EXERCISE OBJECTIVE:
What is the number of lines in the data holding the word "down"? Give that number by itself.

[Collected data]
- - - - -
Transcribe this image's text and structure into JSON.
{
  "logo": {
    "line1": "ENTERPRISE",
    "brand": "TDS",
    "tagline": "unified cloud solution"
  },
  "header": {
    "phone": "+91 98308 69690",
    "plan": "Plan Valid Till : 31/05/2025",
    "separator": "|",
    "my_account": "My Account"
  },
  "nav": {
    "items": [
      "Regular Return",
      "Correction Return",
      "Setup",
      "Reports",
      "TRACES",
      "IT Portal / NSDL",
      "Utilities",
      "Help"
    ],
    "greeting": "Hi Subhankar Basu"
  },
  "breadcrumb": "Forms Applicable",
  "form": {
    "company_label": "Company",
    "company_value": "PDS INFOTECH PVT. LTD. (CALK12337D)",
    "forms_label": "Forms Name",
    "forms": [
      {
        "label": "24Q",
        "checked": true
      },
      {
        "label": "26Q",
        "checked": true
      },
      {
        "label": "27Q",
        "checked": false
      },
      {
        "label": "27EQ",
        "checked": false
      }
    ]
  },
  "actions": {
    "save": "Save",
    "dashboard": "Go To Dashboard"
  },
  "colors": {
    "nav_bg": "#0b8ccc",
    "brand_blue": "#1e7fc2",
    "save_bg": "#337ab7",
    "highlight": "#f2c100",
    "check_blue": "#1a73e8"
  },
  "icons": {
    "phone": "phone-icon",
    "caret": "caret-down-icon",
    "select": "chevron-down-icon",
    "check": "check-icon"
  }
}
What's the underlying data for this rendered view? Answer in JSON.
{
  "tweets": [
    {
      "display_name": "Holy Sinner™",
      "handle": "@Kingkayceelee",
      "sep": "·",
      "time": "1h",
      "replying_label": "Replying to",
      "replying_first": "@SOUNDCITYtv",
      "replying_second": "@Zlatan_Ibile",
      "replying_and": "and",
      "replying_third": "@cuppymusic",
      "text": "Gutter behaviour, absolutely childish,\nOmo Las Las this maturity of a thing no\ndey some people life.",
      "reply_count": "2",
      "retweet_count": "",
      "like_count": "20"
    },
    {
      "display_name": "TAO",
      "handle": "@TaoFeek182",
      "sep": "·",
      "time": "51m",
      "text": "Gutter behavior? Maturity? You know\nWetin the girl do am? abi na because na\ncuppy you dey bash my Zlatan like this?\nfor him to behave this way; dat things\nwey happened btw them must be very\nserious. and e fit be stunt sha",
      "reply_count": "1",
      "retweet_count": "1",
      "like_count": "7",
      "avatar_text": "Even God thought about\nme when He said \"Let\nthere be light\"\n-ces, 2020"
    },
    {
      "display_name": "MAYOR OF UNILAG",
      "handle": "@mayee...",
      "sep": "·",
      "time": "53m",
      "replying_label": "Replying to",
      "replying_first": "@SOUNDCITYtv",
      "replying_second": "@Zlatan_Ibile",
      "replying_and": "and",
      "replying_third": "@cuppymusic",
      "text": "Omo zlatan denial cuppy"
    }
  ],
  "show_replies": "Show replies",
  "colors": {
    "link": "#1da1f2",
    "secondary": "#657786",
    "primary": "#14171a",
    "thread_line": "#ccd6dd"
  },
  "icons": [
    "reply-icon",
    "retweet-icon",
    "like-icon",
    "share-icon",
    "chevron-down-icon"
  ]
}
- - - - -
EXERCISE SOLUTION:
3